___ Exercise input ___
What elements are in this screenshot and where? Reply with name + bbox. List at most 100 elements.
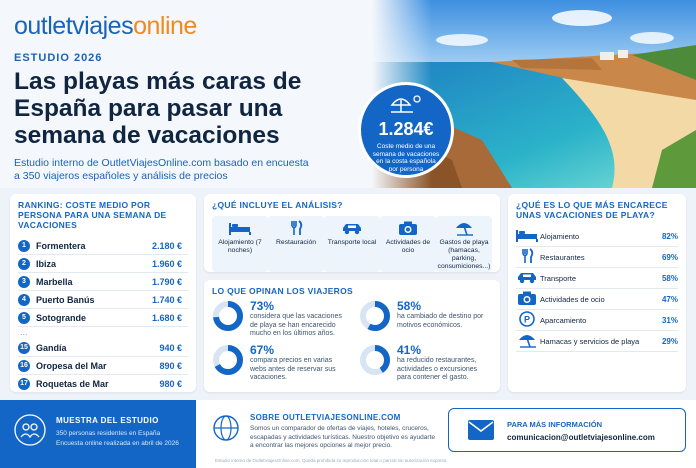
sample-line-2: Encuesta online realizada en abril de 20…: [56, 440, 179, 447]
contact-title: PARA MÁS INFORMACIÓN: [507, 420, 602, 429]
ranking-number: 2: [18, 257, 30, 270]
ranking-number: 16: [18, 359, 30, 372]
ranking-row: 5 Sotogrande 1.680 €: [18, 309, 188, 327]
ranking-number: 1: [18, 239, 30, 252]
cost-driver-row: Actividades de ocio 47%: [516, 289, 678, 310]
expensive-title: ¿QUÉ ES LO QUE MÁS ENCARECE UNAS VACACIO…: [516, 200, 668, 220]
cost-driver-label: Hamacas y servicios de playa: [540, 336, 640, 346]
bed-icon: [516, 227, 538, 245]
ranking-number: 4: [18, 293, 30, 306]
umbrella-icon: [516, 332, 536, 350]
expensive-panel: ¿QUÉ ES LO QUE MÁS ENCARECE UNAS VACACIO…: [508, 194, 686, 392]
included-item-label: Transporte local: [327, 239, 377, 246]
umbrella-icon: [436, 220, 492, 236]
opinion-text: considera que las vacaciones de playa se…: [250, 313, 342, 337]
cost-driver-label: Transporte: [540, 273, 576, 283]
badge-caption: Coste medio de una semana de vacaciones …: [372, 143, 440, 173]
donut-chart: [212, 300, 244, 339]
about-title: SOBRE OUTLETVIAJESONLINE.COM: [250, 413, 401, 422]
globe-icon: [212, 414, 240, 447]
included-item: Alojamiento (7 noches): [212, 216, 268, 272]
ranking-number: 5: [18, 311, 30, 324]
opinion-text: compara precios en varias webs antes de …: [250, 357, 336, 381]
ranking-number: 3: [18, 275, 30, 288]
ranking-city: Ibiza: [36, 258, 57, 269]
cost-driver-row: Restaurantes 69%: [516, 247, 678, 268]
includes-title: ¿QUÉ INCLUYE EL ANÁLISIS?: [212, 200, 343, 210]
included-item: Restauración: [268, 216, 324, 272]
ranking-row: 16 Oropesa del Mar 890 €: [18, 357, 188, 375]
sample-title: MUESTRA DEL ESTUDIO: [56, 416, 159, 425]
ranking-city: Formentera: [36, 240, 86, 251]
cost-driver-percent: 58%: [661, 273, 678, 283]
car-icon: [516, 269, 536, 287]
cost-driver-row: P Aparcamiento 31%: [516, 310, 678, 331]
opinion-item: 73% considera que las vacaciones de playa…: [212, 300, 352, 339]
cost-driver-label: Actividades de ocio: [540, 294, 605, 304]
ranking-row: 3 Marbella 1.790 €: [18, 273, 188, 291]
ranking-city: Oropesa del Mar: [36, 360, 107, 371]
cost-driver-label: Alojamiento: [540, 231, 580, 241]
ranking-value: 1.960 €: [151, 258, 182, 269]
ranking-row: 2 Ibiza 1.960 €: [18, 255, 188, 273]
page-subtitle: Estudio interno de OutletViajesOnline.co…: [14, 157, 309, 182]
opinions-panel: LO QUE OPINAN LOS VIAJEROS 73% considera …: [204, 280, 500, 392]
opinion-text-block: 58% ha cambiado de destino por motivos ec…: [397, 300, 492, 337]
ranking-value: 940 €: [159, 342, 182, 353]
opinion-percent: 41%: [397, 343, 422, 357]
cost-driver-percent: 69%: [661, 252, 678, 262]
ranking-panel: RANKING: COSTE MEDIO POR PERSONA PARA UN…: [10, 194, 196, 393]
ranking-value: 1.790 €: [151, 276, 182, 287]
opinion-text-block: 41% ha reducido restaurantes, actividades…: [397, 344, 492, 383]
cost-driver-percent: 82%: [661, 231, 678, 241]
opinion-text-block: 73% considera que las vacaciones de playa…: [250, 300, 345, 339]
footer: MUESTRA DEL ESTUDIO 350 personas residen…: [0, 400, 696, 468]
about-text: Somos un comparador de ofertas de viajes…: [250, 425, 435, 449]
included-item: Gastos de playa (hamacas, parking, consu…: [436, 216, 492, 272]
cutlery-icon: [268, 220, 324, 236]
ranking-value: 980 €: [159, 378, 182, 389]
beach-umbrella-sun-icon: [361, 93, 451, 118]
ranking-row: 1 Formentera 2.180 €: [18, 237, 188, 255]
donut-chart: [359, 300, 391, 337]
ranking-ellipsis: ...: [20, 327, 28, 337]
contact-email-link[interactable]: comunicacion@outletviajesonline.com: [507, 433, 655, 442]
average-cost-badge: 1.284€ Coste medio de una semana de vaca…: [358, 82, 454, 178]
included-item: Actividades de ocio: [380, 216, 436, 272]
svg-text:P: P: [524, 315, 530, 325]
ranking-title: RANKING: COSTE MEDIO POR PERSONA PARA UN…: [18, 200, 167, 230]
parking-icon: P: [516, 311, 535, 329]
ranking-value: 890 €: [159, 360, 182, 371]
page-title: Las playas más caras de España para pasa…: [14, 68, 302, 149]
ranking-value: 1.680 €: [151, 312, 182, 323]
donut-chart: [212, 344, 244, 383]
opinion-text-block: 67% compara precios en varias webs antes …: [250, 344, 345, 383]
opinion-item: 67% compara precios en varias webs antes …: [212, 344, 352, 383]
cost-driver-row: Transporte 58%: [516, 268, 678, 289]
cost-driver-row: Alojamiento 82%: [516, 226, 678, 247]
brand-logo[interactable]: outletviajesonline: [14, 12, 197, 40]
ranking-city: Puerto Banús: [36, 294, 95, 305]
envelope-icon: [467, 419, 495, 446]
camera-icon: [516, 290, 536, 308]
ranking-city: Roquetas de Mar: [36, 378, 109, 389]
opinion-text: ha cambiado de destino por motivos econó…: [397, 313, 484, 329]
contact-box[interactable]: PARA MÁS INFORMACIÓN comunicacion@outlet…: [448, 408, 686, 452]
cost-driver-row: Hamacas y servicios de playa 29%: [516, 331, 678, 352]
included-item-label: Alojamiento (7 noches): [218, 239, 262, 254]
bed-icon: [212, 220, 268, 236]
included-item-label: Actividades de ocio: [385, 239, 431, 254]
included-item: Transporte local: [324, 216, 380, 272]
included-item-label: Gastos de playa (hamacas, parking, consu…: [437, 239, 491, 270]
fine-print: Estudio interno de OutletViajesOnline.co…: [215, 458, 448, 463]
ranking-row: 15 Gandía 940 €: [18, 339, 188, 357]
cost-driver-percent: 47%: [661, 294, 678, 304]
cost-driver-percent: 31%: [661, 315, 678, 325]
cost-driver-label: Restaurantes: [540, 252, 585, 262]
ranking-number: 15: [18, 341, 30, 354]
donut-chart: [359, 344, 391, 383]
ranking-number: 17: [18, 377, 30, 390]
opinion-percent: 67%: [250, 343, 275, 357]
badge-value: 1.284€: [378, 119, 434, 139]
sample-box: MUESTRA DEL ESTUDIO 350 personas residen…: [0, 400, 196, 468]
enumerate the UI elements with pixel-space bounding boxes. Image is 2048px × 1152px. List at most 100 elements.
___
Please convert every line of the rows above into a Markdown table with two columns, No. for the line's number and Text for the line itself. Skip blank lines and leave the pictures out.

Finished task
| No. | Text |
|---|---|
| 1 | What elements are in this screenshot and where? Reply with name + bbox. List at most 100 elements. |
| 2 | sample-line-2: Encuesta online realizada en abril de 20…: [56, 440, 179, 447] |
| 3 | contact-title: PARA MÁS INFORMACIÓN: [507, 420, 602, 429] |
| 4 | ranking-number: 2: [18, 257, 30, 270] |
| 5 | ranking-number: 16: [18, 359, 30, 372] |
| 6 | ranking-row: 5 Sotogrande 1.680 €: [18, 309, 188, 327] |
| 7 | ranking-number: 1: [18, 239, 30, 252] |
| 8 | cost-driver-row: Actividades de ocio 47%: [516, 289, 678, 310] |
| 9 | expensive-title: ¿QUÉ ES LO QUE MÁS ENCARECE UNAS VACACIO…: [516, 200, 668, 220] |
| 10 | cost-driver-label: Hamacas y servicios de playa: [540, 336, 640, 346] |
| 11 | bed-icon: [516, 227, 538, 245] |
| 12 | ranking-number: 4: [18, 293, 30, 306] |
| 13 | umbrella-icon: [516, 332, 536, 350] |
| 14 | expensive-panel: ¿QUÉ ES LO QUE MÁS ENCARECE UNAS VACACIO…: [508, 194, 686, 392] |
| 15 | included-item-label: Transporte local: [327, 239, 377, 246] |
| 16 | umbrella-icon: [436, 220, 492, 236] |
| 17 | opinion-text: considera que las vacaciones de playa se…: [250, 313, 342, 337] |
| 18 | cost-driver-label: Transporte: [540, 273, 576, 283] |
| 19 | badge-caption: Coste medio de una semana de vacaciones …: [372, 143, 440, 173] |
| 20 | donut-chart: [212, 300, 244, 339] |
| 21 | about-title: SOBRE OUTLETVIAJESONLINE.COM: [250, 413, 401, 422] |
| 22 | globe-icon: [212, 414, 240, 447] |
| 23 | included-item: Alojamiento (7 noches): [212, 216, 268, 272] |
| 24 | ranking-number: 5: [18, 311, 30, 324] |
| 25 | opinion-text: compara precios en varias webs antes de …: [250, 357, 336, 381] |
| 26 | ranking-number: 3: [18, 275, 30, 288] |
| 27 | ranking-city: Ibiza: [36, 258, 57, 269] |
| 28 | cost-driver-row: Restaurantes 69%: [516, 247, 678, 268] |
| 29 | includes-title: ¿QUÉ INCLUYE EL ANÁLISIS?: [212, 200, 343, 210] |
| 30 | included-item: Restauración: [268, 216, 324, 272] |
| 31 | ranking-row: 16 Oropesa del Mar 890 €: [18, 357, 188, 375] |
| 32 | sample-title: MUESTRA DEL ESTUDIO: [56, 416, 159, 425] |
| 33 | ranking-city: Formentera: [36, 240, 86, 251] |
| 34 | cost-driver-percent: 58%: [661, 273, 678, 283] |
| 35 | car-icon: [516, 269, 536, 287] |
| 36 | cost-driver-row: P Aparcamiento 31%: [516, 310, 678, 331] |
| 37 | opinion-item: 73% considera que las vacaciones de playa…: [212, 300, 352, 339] |
| 38 | cost-driver-label: Actividades de ocio: [540, 294, 605, 304] |
| 39 | ranking-row: 3 Marbella 1.790 €: [18, 273, 188, 291] |
| 40 | ranking-city: Oropesa del Mar: [36, 360, 107, 371] |
| 41 | cost-driver-label: Alojamiento: [540, 231, 580, 241] |
| 42 | ranking-value: 1.960 €: [151, 258, 182, 269] |
| 43 | ranking-row: 2 Ibiza 1.960 €: [18, 255, 188, 273] |
| 44 | page-subtitle: Estudio interno de OutletViajesOnline.co…: [14, 157, 309, 182] |
| 45 | opinions-panel: LO QUE OPINAN LOS VIAJEROS 73% considera …: [204, 280, 500, 392] |
| 46 | opinion-text-block: 58% ha cambiado de destino por motivos ec…: [397, 300, 492, 337] |
| 47 | ranking-value: 940 €: [159, 342, 182, 353] |
| 48 | opinion-percent: 41%: [397, 343, 422, 357] |
| 49 | cost-driver-percent: 69%: [661, 252, 678, 262] |
| 50 | ranking-panel: RANKING: COSTE MEDIO POR PERSONA PARA UN…: [10, 194, 196, 393] |
| 51 | ranking-value: 1.790 €: [151, 276, 182, 287] |
| 52 | opinion-text-block: 41% ha reducido restaurantes, actividades…: [397, 344, 492, 383] |
| 53 | cost-driver-percent: 82%: [661, 231, 678, 241] |
| 54 | opinion-text-block: 73% considera que las vacaciones de playa…: [250, 300, 345, 339] |
| 55 | footer: MUESTRA DEL ESTUDIO 350 personas residen…: [0, 400, 696, 468] |
| 56 | about-text: Somos un comparador de ofertas de viajes…: [250, 425, 435, 449] |
| 57 | included-item: Gastos de playa (hamacas, parking, consu…: [436, 216, 492, 272] |
| 58 | cutlery-icon: [268, 220, 324, 236] |
| 59 | ranking-value: 980 €: [159, 378, 182, 389] |
| 60 | beach-umbrella-sun-icon: [361, 93, 451, 118] |
| 61 | ranking-row: 1 Formentera 2.180 €: [18, 237, 188, 255] |
| 62 | donut-chart: [359, 300, 391, 337] |
| 63 | ranking-ellipsis: ...: [20, 327, 28, 337] |
| 64 | contact-email-link[interactable]: comunicacion@outletviajesonline.com: [507, 433, 655, 442] |
| 65 | average-cost-badge: 1.284€ Coste medio de una semana de vaca…: [358, 82, 454, 178] |
| 66 | included-item: Actividades de ocio: [380, 216, 436, 272] |
| 67 | svg-text:P: P: [524, 315, 530, 325] |
| 68 | ranking-title: RANKING: COSTE MEDIO POR PERSONA PARA UN…: [18, 200, 167, 230] |
| 69 | parking-icon: P: [516, 311, 535, 329] |
| 70 | ranking-value: 890 €: [159, 360, 182, 371] |
| 71 | page-title: Las playas más caras de España para pasa…: [14, 68, 302, 149] |
| 72 | ranking-value: 1.680 €: [151, 312, 182, 323] |
| 73 | donut-chart: [212, 344, 244, 383] |
| 74 | opinion-text-block: 67% compara precios en varias webs antes …: [250, 344, 345, 383] |
| 75 | opinion-item: 67% compara precios en varias webs antes …: [212, 344, 352, 383] |
| 76 | cost-driver-row: Transporte 58%: [516, 268, 678, 289] |
| 77 | cost-driver-row: Alojamiento 82%: [516, 226, 678, 247] |
| 78 | brand-logo[interactable]: outletviajesonline: [14, 12, 197, 40] |
| 79 | ranking-city: Puerto Banús: [36, 294, 95, 305] |
| 80 | envelope-icon: [467, 419, 495, 446] |
| 81 | camera-icon: [516, 290, 536, 308] |
| 82 | ranking-city: Roquetas de Mar: [36, 378, 109, 389] |
| 83 | opinion-text: ha cambiado de destino por motivos econó…: [397, 313, 484, 329] |
| 84 | contact-box[interactable]: PARA MÁS INFORMACIÓN comunicacion@outlet…: [448, 408, 686, 452] |
| 85 | cost-driver-row: Hamacas y servicios de playa 29%: [516, 331, 678, 352] |
| 86 | included-item-label: Alojamiento (7 noches): [218, 239, 262, 254] |
| 87 | bed-icon: [212, 220, 268, 236] |
| 88 | included-item-label: Actividades de ocio: [385, 239, 431, 254] |
| 89 | included-item: Transporte local: [324, 216, 380, 272] |
| 90 | included-item-label: Gastos de playa (hamacas, parking, consu…: [437, 239, 491, 270] |
| 91 | fine-print: Estudio interno de OutletViajesOnline.co…: [215, 458, 448, 463] |
| 92 | ranking-row: 15 Gandía 940 €: [18, 339, 188, 357] |
| 93 | cost-driver-percent: 47%: [661, 294, 678, 304] |
| 94 | cost-driver-percent: 31%: [661, 315, 678, 325] |
| 95 | cost-driver-label: Restaurantes: [540, 252, 585, 262] |
| 96 | ranking-number: 15: [18, 341, 30, 354] |
| 97 | donut-chart: [359, 344, 391, 383] |
| 98 | ranking-number: 17: [18, 377, 30, 390] |
| 99 | opinion-percent: 67%: [250, 343, 275, 357] |
| 100 | badge-value: 1.284€: [378, 119, 434, 139] |
| 101 | sample-box: MUESTRA DEL ESTUDIO 350 personas residen…: [0, 400, 196, 468] |
| 102 | enumerate the UI elements with pixel-space bounding boxes. Image is 2048px × 1152px. List at most 100 elements. |